[Source data]
· · · · ·

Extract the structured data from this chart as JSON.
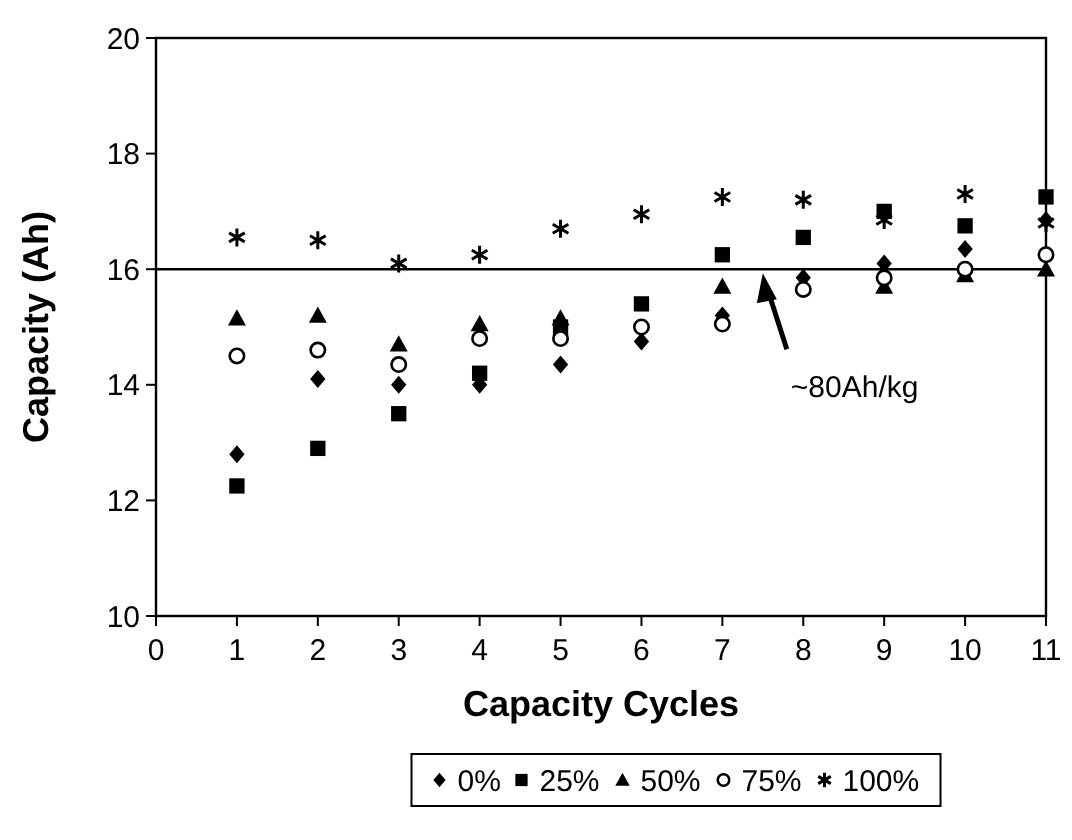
{
  "chart_data": {
    "type": "scatter",
    "xlabel": "Capacity Cycles",
    "ylabel": "Capacity (Ah)",
    "x": [
      1,
      2,
      3,
      4,
      5,
      6,
      7,
      8,
      9,
      10,
      11
    ],
    "xlim": [
      0,
      11
    ],
    "xticks": [
      0,
      1,
      2,
      3,
      4,
      5,
      6,
      7,
      8,
      9,
      10,
      11
    ],
    "ylim": [
      10,
      20
    ],
    "yticks": [
      10,
      12,
      14,
      16,
      18,
      20
    ],
    "grid": false,
    "legend": "bottom",
    "series": [
      {
        "name": "0%",
        "color": "#000000",
        "marker": "diamond",
        "values": [
          12.8,
          14.1,
          14.0,
          14.0,
          14.35,
          14.75,
          15.2,
          15.85,
          16.1,
          16.35,
          16.85
        ]
      },
      {
        "name": "25%",
        "color": "#000000",
        "marker": "square",
        "values": [
          12.25,
          12.9,
          13.5,
          14.2,
          15.0,
          15.4,
          16.25,
          16.55,
          17.0,
          16.75,
          17.25
        ]
      },
      {
        "name": "50%",
        "color": "#000000",
        "marker": "triangle",
        "values": [
          15.15,
          15.2,
          14.7,
          15.05,
          15.15,
          null,
          15.7,
          null,
          15.7,
          15.9,
          16.0
        ]
      },
      {
        "name": "75%",
        "color": "#000000",
        "marker": "circle",
        "values": [
          14.5,
          14.6,
          14.35,
          14.8,
          14.8,
          15.0,
          15.05,
          15.65,
          15.85,
          16.0,
          16.25
        ]
      },
      {
        "name": "100%",
        "color": "#000000",
        "marker": "cross",
        "values": [
          16.55,
          16.5,
          16.1,
          16.25,
          16.7,
          16.95,
          17.25,
          17.2,
          16.85,
          17.3,
          16.8
        ]
      }
    ],
    "ref_lines": [
      {
        "axis": "y",
        "value": 16,
        "color": "#000000"
      }
    ],
    "annotations": [
      "~80Ah/kg"
    ]
  }
}
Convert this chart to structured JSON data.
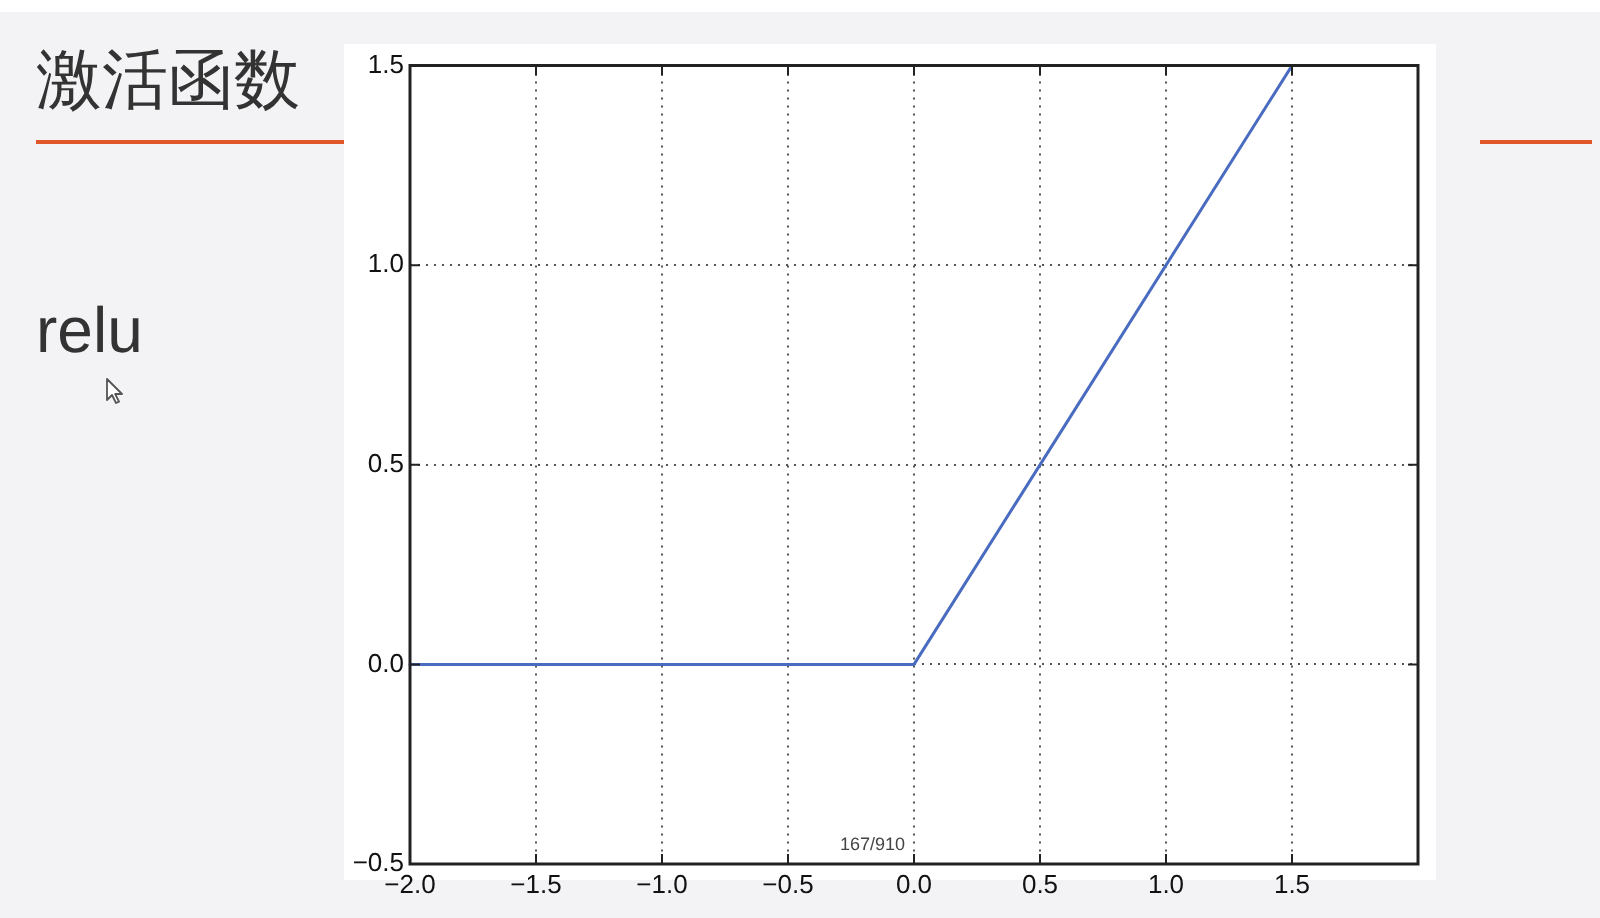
{
  "chart_data": {
    "type": "line",
    "title": "激活函数",
    "subtitle": "relu",
    "x": [
      -2,
      0,
      1.5
    ],
    "series": [
      {
        "color": "#4a6cc0",
        "values": [
          0,
          0,
          1.5
        ]
      }
    ],
    "xlim": [
      -2,
      2
    ],
    "ylim": [
      -0.5,
      1.5
    ],
    "xticks": [
      {
        "value": -2,
        "label": "−2.0"
      },
      {
        "value": -1.5,
        "label": "−1.5"
      },
      {
        "value": -1,
        "label": "−1.0"
      },
      {
        "value": -0.5,
        "label": "−0.5"
      },
      {
        "value": 0,
        "label": "0.0"
      },
      {
        "value": 0.5,
        "label": "0.5"
      },
      {
        "value": 1,
        "label": "1.0"
      },
      {
        "value": 1.5,
        "label": "1.5"
      }
    ],
    "yticks": [
      {
        "value": -0.5,
        "label": "−0.5"
      },
      {
        "value": 0,
        "label": "0.0"
      },
      {
        "value": 0.5,
        "label": "0.5"
      },
      {
        "value": 1,
        "label": "1.0"
      },
      {
        "value": 1.5,
        "label": "1.5"
      }
    ],
    "grid": true,
    "legend": false,
    "marker": "none",
    "line_style": "solid",
    "annotations": [
      "167/910"
    ]
  }
}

· · · · ·

### Problem description
Pictures stay out; reproduce every line of the records exactly.

### Exercise result
Extract the structured data from this chart as JSON.
{
  "chart_data": {
    "type": "scatter",
    "xlabel": "Capacity Cycles",
    "ylabel": "Capacity (Ah)",
    "x": [
      1,
      2,
      3,
      4,
      5,
      6,
      7,
      8,
      9,
      10,
      11
    ],
    "xlim": [
      0,
      11
    ],
    "xticks": [
      0,
      1,
      2,
      3,
      4,
      5,
      6,
      7,
      8,
      9,
      10,
      11
    ],
    "ylim": [
      10,
      20
    ],
    "yticks": [
      10,
      12,
      14,
      16,
      18,
      20
    ],
    "grid": false,
    "legend": "bottom",
    "series": [
      {
        "name": "0%",
        "color": "#000000",
        "marker": "diamond",
        "values": [
          12.8,
          14.1,
          14.0,
          14.0,
          14.35,
          14.75,
          15.2,
          15.85,
          16.1,
          16.35,
          16.85
        ]
      },
      {
        "name": "25%",
        "color": "#000000",
        "marker": "square",
        "values": [
          12.25,
          12.9,
          13.5,
          14.2,
          15.0,
          15.4,
          16.25,
          16.55,
          17.0,
          16.75,
          17.25
        ]
      },
      {
        "name": "50%",
        "color": "#000000",
        "marker": "triangle",
        "values": [
          15.15,
          15.2,
          14.7,
          15.05,
          15.15,
          null,
          15.7,
          null,
          15.7,
          15.9,
          16.0
        ]
      },
      {
        "name": "75%",
        "color": "#000000",
        "marker": "circle",
        "values": [
          14.5,
          14.6,
          14.35,
          14.8,
          14.8,
          15.0,
          15.05,
          15.65,
          15.85,
          16.0,
          16.25
        ]
      },
      {
        "name": "100%",
        "color": "#000000",
        "marker": "cross",
        "values": [
          16.55,
          16.5,
          16.1,
          16.25,
          16.7,
          16.95,
          17.25,
          17.2,
          16.85,
          17.3,
          16.8
        ]
      }
    ],
    "ref_lines": [
      {
        "axis": "y",
        "value": 16,
        "color": "#000000"
      }
    ],
    "annotations": [
      "~80Ah/kg"
    ]
  }
}
Convert this chart to structured JSON data.
{
  "chart_data": {
    "type": "line",
    "title": "激活函数",
    "subtitle": "relu",
    "x": [
      -2,
      0,
      1.5
    ],
    "series": [
      {
        "color": "#4a6cc0",
        "values": [
          0,
          0,
          1.5
        ]
      }
    ],
    "xlim": [
      -2,
      2
    ],
    "ylim": [
      -0.5,
      1.5
    ],
    "xticks": [
      {
        "value": -2,
        "label": "−2.0"
      },
      {
        "value": -1.5,
        "label": "−1.5"
      },
      {
        "value": -1,
        "label": "−1.0"
      },
      {
        "value": -0.5,
        "label": "−0.5"
      },
      {
        "value": 0,
        "label": "0.0"
      },
      {
        "value": 0.5,
        "label": "0.5"
      },
      {
        "value": 1,
        "label": "1.0"
      },
      {
        "value": 1.5,
        "label": "1.5"
      }
    ],
    "yticks": [
      {
        "value": -0.5,
        "label": "−0.5"
      },
      {
        "value": 0,
        "label": "0.0"
      },
      {
        "value": 0.5,
        "label": "0.5"
      },
      {
        "value": 1,
        "label": "1.0"
      },
      {
        "value": 1.5,
        "label": "1.5"
      }
    ],
    "grid": true,
    "legend": false,
    "marker": "none",
    "line_style": "solid",
    "annotations": [
      "167/910"
    ]
  }
}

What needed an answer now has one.